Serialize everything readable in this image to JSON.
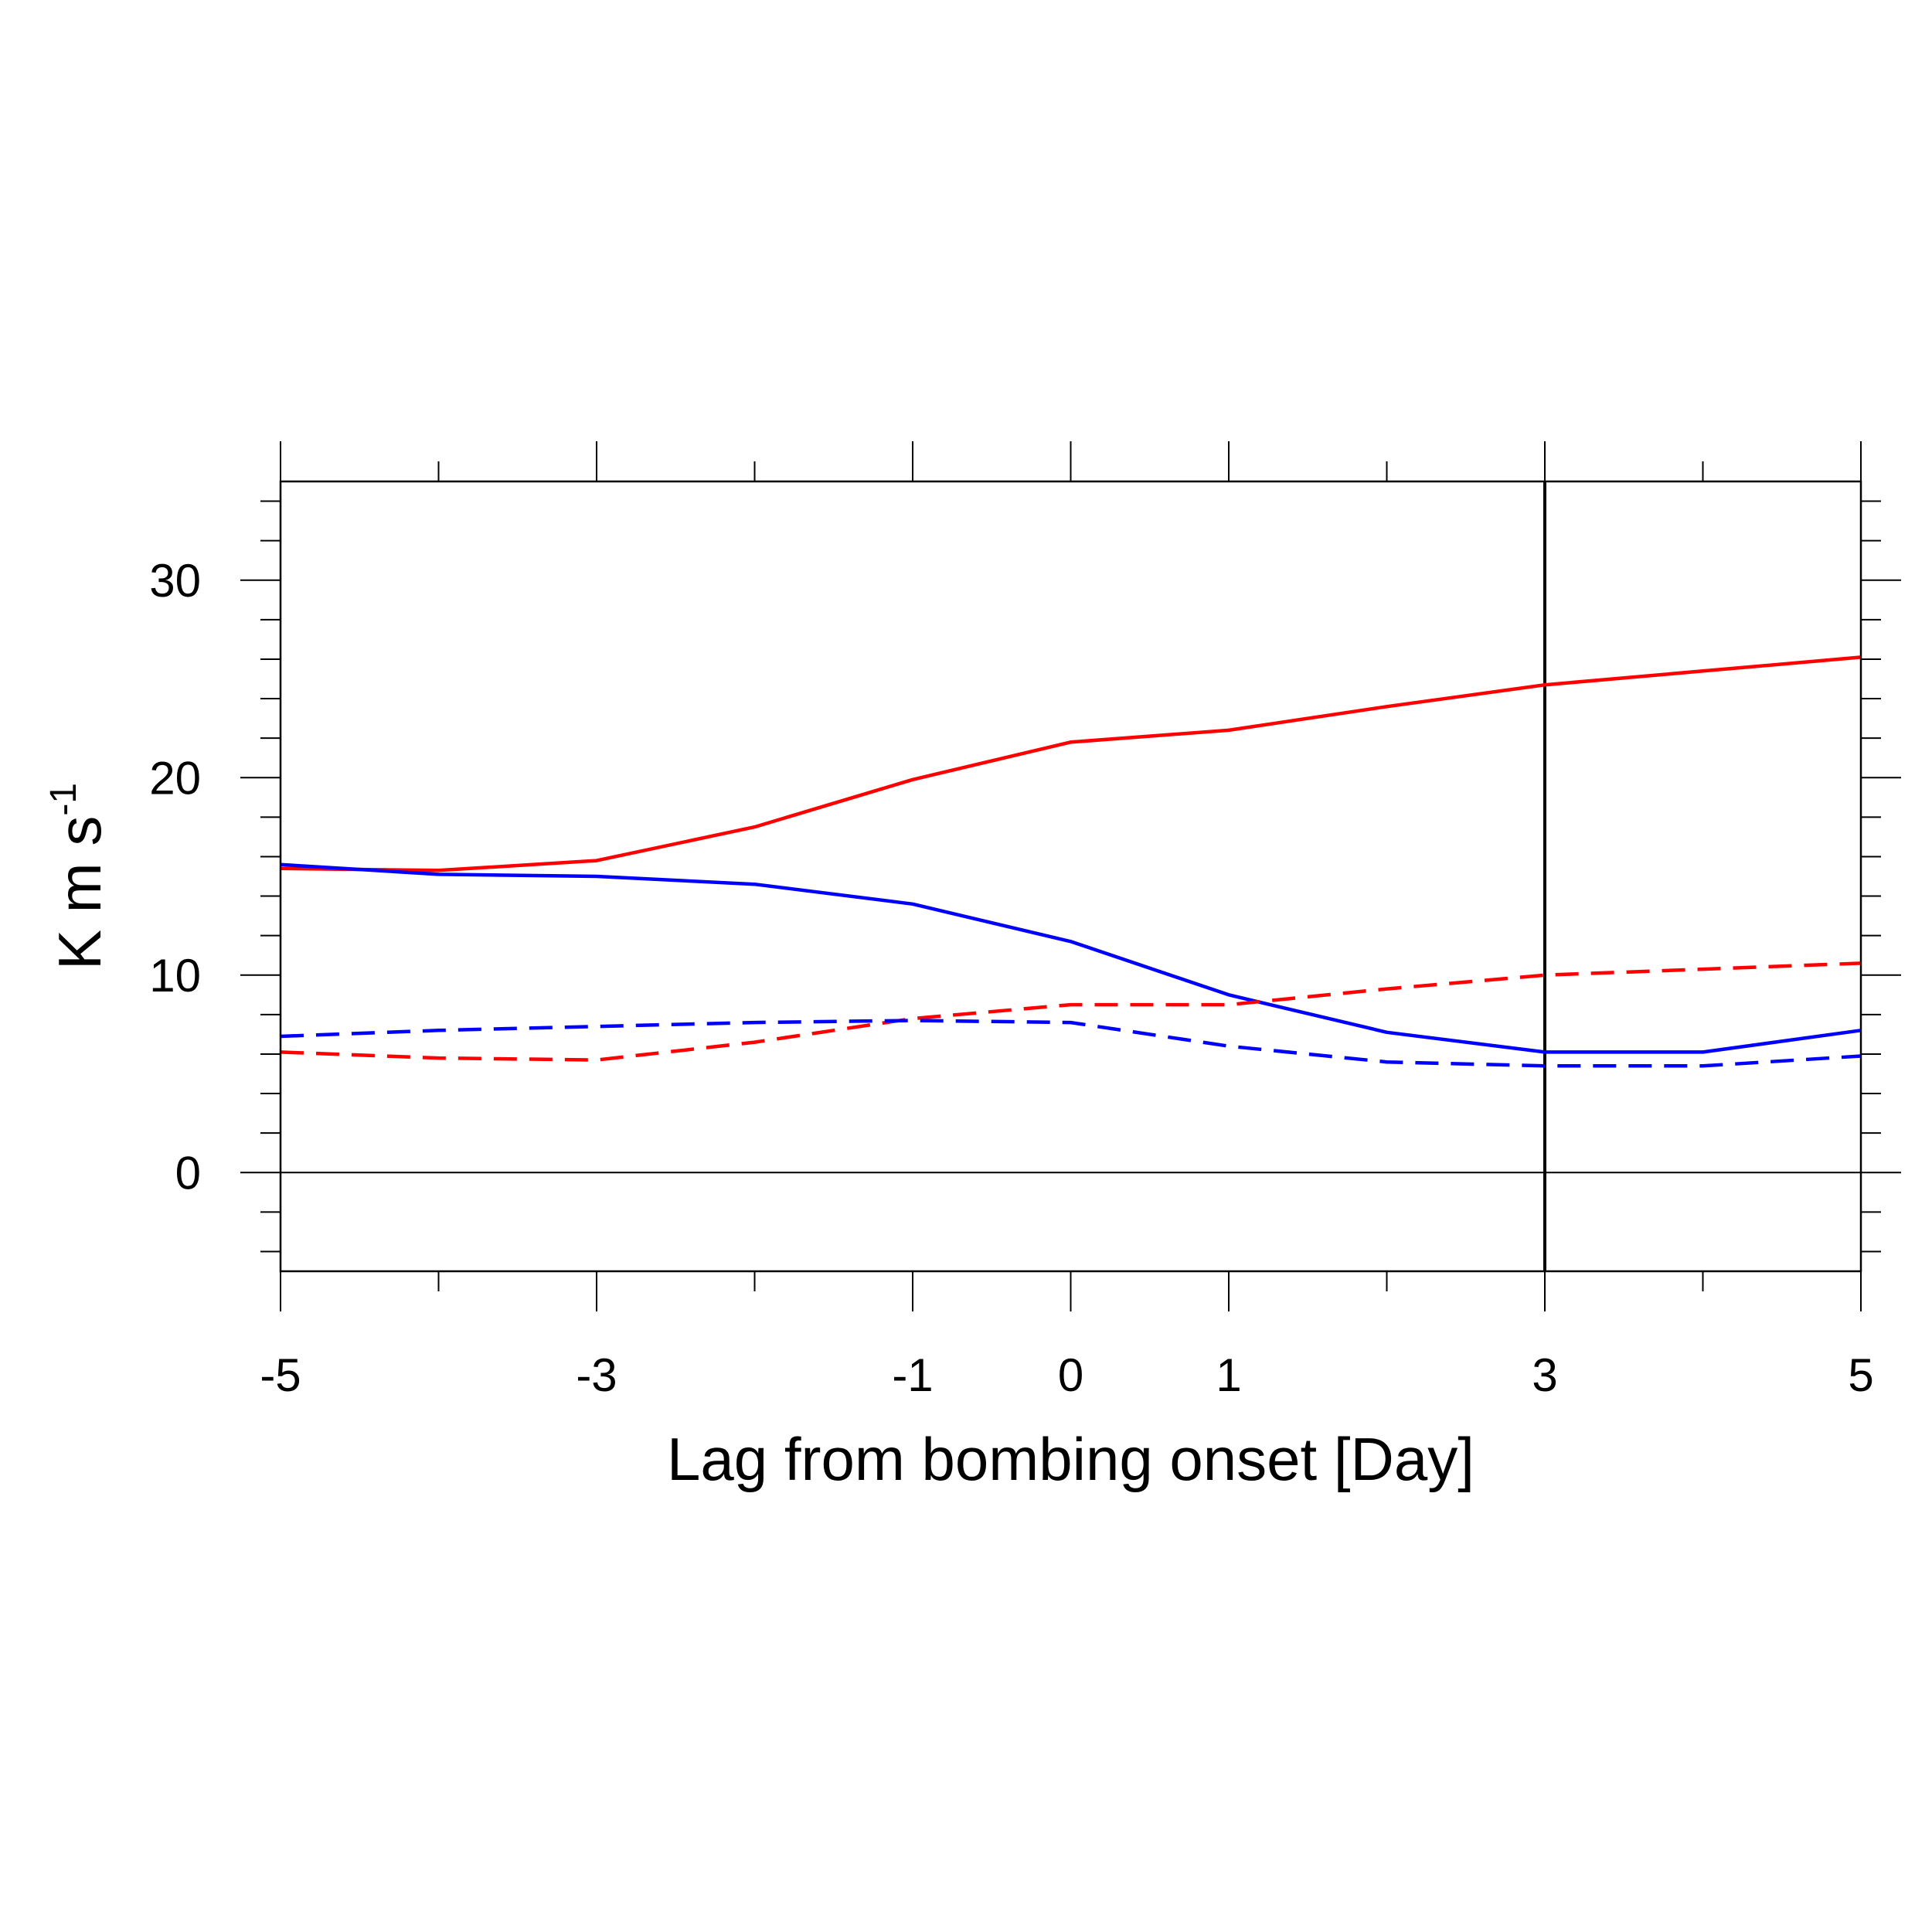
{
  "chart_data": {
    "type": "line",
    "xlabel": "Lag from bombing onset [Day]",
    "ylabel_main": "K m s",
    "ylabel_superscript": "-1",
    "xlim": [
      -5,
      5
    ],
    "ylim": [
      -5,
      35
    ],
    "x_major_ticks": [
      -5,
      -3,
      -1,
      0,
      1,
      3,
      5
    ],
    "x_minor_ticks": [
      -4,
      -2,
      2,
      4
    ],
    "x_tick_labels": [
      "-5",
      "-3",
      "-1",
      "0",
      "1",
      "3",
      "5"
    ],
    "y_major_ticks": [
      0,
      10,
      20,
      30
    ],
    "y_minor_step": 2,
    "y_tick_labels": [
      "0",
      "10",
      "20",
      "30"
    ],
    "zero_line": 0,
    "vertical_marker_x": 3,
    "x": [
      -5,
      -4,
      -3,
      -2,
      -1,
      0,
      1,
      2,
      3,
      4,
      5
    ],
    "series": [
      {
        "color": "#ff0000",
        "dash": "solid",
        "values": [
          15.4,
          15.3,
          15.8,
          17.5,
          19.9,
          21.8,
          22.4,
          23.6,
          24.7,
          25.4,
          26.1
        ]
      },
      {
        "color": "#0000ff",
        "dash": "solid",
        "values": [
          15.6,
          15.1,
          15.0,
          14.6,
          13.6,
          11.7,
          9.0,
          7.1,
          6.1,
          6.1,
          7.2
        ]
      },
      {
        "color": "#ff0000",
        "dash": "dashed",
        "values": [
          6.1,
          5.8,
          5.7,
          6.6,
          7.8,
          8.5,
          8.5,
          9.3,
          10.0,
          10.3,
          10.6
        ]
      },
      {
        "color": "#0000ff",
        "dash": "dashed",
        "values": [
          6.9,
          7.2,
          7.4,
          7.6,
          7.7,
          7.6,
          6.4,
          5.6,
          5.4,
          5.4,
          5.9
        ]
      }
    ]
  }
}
_ _ _
Nothing but the pictures may be dropped; output the records above exactly.

Serialize everything readable in this image to JSON.
{
  "chart_data": {
    "type": "line",
    "xlabel": "Lag from bombing onset [Day]",
    "ylabel_main": "K m s",
    "ylabel_superscript": "-1",
    "xlim": [
      -5,
      5
    ],
    "ylim": [
      -5,
      35
    ],
    "x_major_ticks": [
      -5,
      -3,
      -1,
      0,
      1,
      3,
      5
    ],
    "x_minor_ticks": [
      -4,
      -2,
      2,
      4
    ],
    "x_tick_labels": [
      "-5",
      "-3",
      "-1",
      "0",
      "1",
      "3",
      "5"
    ],
    "y_major_ticks": [
      0,
      10,
      20,
      30
    ],
    "y_minor_step": 2,
    "y_tick_labels": [
      "0",
      "10",
      "20",
      "30"
    ],
    "zero_line": 0,
    "vertical_marker_x": 3,
    "x": [
      -5,
      -4,
      -3,
      -2,
      -1,
      0,
      1,
      2,
      3,
      4,
      5
    ],
    "series": [
      {
        "color": "#ff0000",
        "dash": "solid",
        "values": [
          15.4,
          15.3,
          15.8,
          17.5,
          19.9,
          21.8,
          22.4,
          23.6,
          24.7,
          25.4,
          26.1
        ]
      },
      {
        "color": "#0000ff",
        "dash": "solid",
        "values": [
          15.6,
          15.1,
          15.0,
          14.6,
          13.6,
          11.7,
          9.0,
          7.1,
          6.1,
          6.1,
          7.2
        ]
      },
      {
        "color": "#ff0000",
        "dash": "dashed",
        "values": [
          6.1,
          5.8,
          5.7,
          6.6,
          7.8,
          8.5,
          8.5,
          9.3,
          10.0,
          10.3,
          10.6
        ]
      },
      {
        "color": "#0000ff",
        "dash": "dashed",
        "values": [
          6.9,
          7.2,
          7.4,
          7.6,
          7.7,
          7.6,
          6.4,
          5.6,
          5.4,
          5.4,
          5.9
        ]
      }
    ]
  }
}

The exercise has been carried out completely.